# Information given
####

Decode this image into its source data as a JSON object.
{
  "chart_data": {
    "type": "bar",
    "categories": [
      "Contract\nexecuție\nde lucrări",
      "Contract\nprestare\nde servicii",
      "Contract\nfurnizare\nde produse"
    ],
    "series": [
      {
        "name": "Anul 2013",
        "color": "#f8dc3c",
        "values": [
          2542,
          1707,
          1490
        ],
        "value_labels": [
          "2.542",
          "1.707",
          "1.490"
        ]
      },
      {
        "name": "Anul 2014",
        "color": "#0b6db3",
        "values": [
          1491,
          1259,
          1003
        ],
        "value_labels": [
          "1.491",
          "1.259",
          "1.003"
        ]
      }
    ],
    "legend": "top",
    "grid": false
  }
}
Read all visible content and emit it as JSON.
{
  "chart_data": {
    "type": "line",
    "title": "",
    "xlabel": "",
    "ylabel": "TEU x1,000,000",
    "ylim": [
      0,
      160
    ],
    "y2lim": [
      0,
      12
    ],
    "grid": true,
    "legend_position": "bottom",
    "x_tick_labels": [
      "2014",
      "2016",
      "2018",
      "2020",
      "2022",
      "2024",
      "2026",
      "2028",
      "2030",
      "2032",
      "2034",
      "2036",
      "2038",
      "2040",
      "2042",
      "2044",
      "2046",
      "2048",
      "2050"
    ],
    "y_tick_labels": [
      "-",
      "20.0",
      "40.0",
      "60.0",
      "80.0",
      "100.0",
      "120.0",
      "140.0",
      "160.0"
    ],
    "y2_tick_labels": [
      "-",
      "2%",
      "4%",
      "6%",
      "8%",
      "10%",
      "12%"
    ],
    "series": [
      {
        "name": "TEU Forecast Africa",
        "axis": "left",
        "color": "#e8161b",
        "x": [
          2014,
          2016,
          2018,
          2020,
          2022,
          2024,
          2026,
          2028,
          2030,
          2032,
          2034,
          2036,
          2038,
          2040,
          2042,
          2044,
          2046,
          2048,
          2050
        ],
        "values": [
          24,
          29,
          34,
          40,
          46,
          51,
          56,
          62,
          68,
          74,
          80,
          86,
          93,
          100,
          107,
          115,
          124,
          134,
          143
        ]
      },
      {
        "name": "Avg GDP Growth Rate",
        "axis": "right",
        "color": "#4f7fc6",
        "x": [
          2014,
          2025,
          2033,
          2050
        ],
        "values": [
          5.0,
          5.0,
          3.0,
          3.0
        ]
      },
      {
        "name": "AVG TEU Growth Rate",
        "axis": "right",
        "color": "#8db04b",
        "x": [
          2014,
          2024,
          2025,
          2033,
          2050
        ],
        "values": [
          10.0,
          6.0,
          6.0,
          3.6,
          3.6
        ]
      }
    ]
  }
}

####

# The problem
Reproduce the entries above in full by retyping them exactly.

# Solution for this task
Decode this image into its source data as a JSON object.
{
  "chart_data": {
    "type": "bar",
    "categories": [
      "Contract\nexecuție\nde lucrări",
      "Contract\nprestare\nde servicii",
      "Contract\nfurnizare\nde produse"
    ],
    "series": [
      {
        "name": "Anul 2013",
        "color": "#f8dc3c",
        "values": [
          2542,
          1707,
          1490
        ],
        "value_labels": [
          "2.542",
          "1.707",
          "1.490"
        ]
      },
      {
        "name": "Anul 2014",
        "color": "#0b6db3",
        "values": [
          1491,
          1259,
          1003
        ],
        "value_labels": [
          "1.491",
          "1.259",
          "1.003"
        ]
      }
    ],
    "legend": "top",
    "grid": false
  }
}
Read all visible content and emit it as JSON.
{
  "chart_data": {
    "type": "line",
    "title": "",
    "xlabel": "",
    "ylabel": "TEU x1,000,000",
    "ylim": [
      0,
      160
    ],
    "y2lim": [
      0,
      12
    ],
    "grid": true,
    "legend_position": "bottom",
    "x_tick_labels": [
      "2014",
      "2016",
      "2018",
      "2020",
      "2022",
      "2024",
      "2026",
      "2028",
      "2030",
      "2032",
      "2034",
      "2036",
      "2038",
      "2040",
      "2042",
      "2044",
      "2046",
      "2048",
      "2050"
    ],
    "y_tick_labels": [
      "-",
      "20.0",
      "40.0",
      "60.0",
      "80.0",
      "100.0",
      "120.0",
      "140.0",
      "160.0"
    ],
    "y2_tick_labels": [
      "-",
      "2%",
      "4%",
      "6%",
      "8%",
      "10%",
      "12%"
    ],
    "series": [
      {
        "name": "TEU Forecast Africa",
        "axis": "left",
        "color": "#e8161b",
        "x": [
          2014,
          2016,
          2018,
          2020,
          2022,
          2024,
          2026,
          2028,
          2030,
          2032,
          2034,
          2036,
          2038,
          2040,
          2042,
          2044,
          2046,
          2048,
          2050
        ],
        "values": [
          24,
          29,
          34,
          40,
          46,
          51,
          56,
          62,
          68,
          74,
          80,
          86,
          93,
          100,
          107,
          115,
          124,
          134,
          143
        ]
      },
      {
        "name": "Avg GDP Growth Rate",
        "axis": "right",
        "color": "#4f7fc6",
        "x": [
          2014,
          2025,
          2033,
          2050
        ],
        "values": [
          5.0,
          5.0,
          3.0,
          3.0
        ]
      },
      {
        "name": "AVG TEU Growth Rate",
        "axis": "right",
        "color": "#8db04b",
        "x": [
          2014,
          2024,
          2025,
          2033,
          2050
        ],
        "values": [
          10.0,
          6.0,
          6.0,
          3.6,
          3.6
        ]
      }
    ]
  }
}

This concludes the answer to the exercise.